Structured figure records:
• • • • •

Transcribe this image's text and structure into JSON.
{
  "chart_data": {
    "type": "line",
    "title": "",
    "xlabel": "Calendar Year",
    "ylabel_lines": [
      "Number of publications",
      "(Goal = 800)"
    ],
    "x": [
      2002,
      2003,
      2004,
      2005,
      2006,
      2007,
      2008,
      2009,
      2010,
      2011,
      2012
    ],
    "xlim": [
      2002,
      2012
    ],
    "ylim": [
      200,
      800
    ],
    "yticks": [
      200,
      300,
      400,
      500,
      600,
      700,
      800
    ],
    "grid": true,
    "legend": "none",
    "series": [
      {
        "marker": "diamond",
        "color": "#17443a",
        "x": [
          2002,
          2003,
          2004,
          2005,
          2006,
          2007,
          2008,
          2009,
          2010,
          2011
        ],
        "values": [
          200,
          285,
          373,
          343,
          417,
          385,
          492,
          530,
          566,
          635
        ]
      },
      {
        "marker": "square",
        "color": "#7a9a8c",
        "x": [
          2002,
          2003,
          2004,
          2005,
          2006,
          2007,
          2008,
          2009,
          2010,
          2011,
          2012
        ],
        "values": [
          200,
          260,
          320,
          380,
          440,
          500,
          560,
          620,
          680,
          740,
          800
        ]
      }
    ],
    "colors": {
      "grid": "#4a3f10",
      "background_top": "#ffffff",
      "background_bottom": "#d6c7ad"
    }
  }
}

• • • • •

WHAT YOU ARE ASKED TO DO: Output all preceding records character for character.

SOLUTION BELOW:
Transcribe this image's text and structure into JSON.
{
  "chart_data": {
    "type": "line",
    "title": "",
    "xlabel": "Calendar Year",
    "ylabel_lines": [
      "Number of publications",
      "(Goal = 800)"
    ],
    "x": [
      2002,
      2003,
      2004,
      2005,
      2006,
      2007,
      2008,
      2009,
      2010,
      2011,
      2012
    ],
    "xlim": [
      2002,
      2012
    ],
    "ylim": [
      200,
      800
    ],
    "yticks": [
      200,
      300,
      400,
      500,
      600,
      700,
      800
    ],
    "grid": true,
    "legend": "none",
    "series": [
      {
        "marker": "diamond",
        "color": "#17443a",
        "x": [
          2002,
          2003,
          2004,
          2005,
          2006,
          2007,
          2008,
          2009,
          2010,
          2011
        ],
        "values": [
          200,
          285,
          373,
          343,
          417,
          385,
          492,
          530,
          566,
          635
        ]
      },
      {
        "marker": "square",
        "color": "#7a9a8c",
        "x": [
          2002,
          2003,
          2004,
          2005,
          2006,
          2007,
          2008,
          2009,
          2010,
          2011,
          2012
        ],
        "values": [
          200,
          260,
          320,
          380,
          440,
          500,
          560,
          620,
          680,
          740,
          800
        ]
      }
    ],
    "colors": {
      "grid": "#4a3f10",
      "background_top": "#ffffff",
      "background_bottom": "#d6c7ad"
    }
  }
}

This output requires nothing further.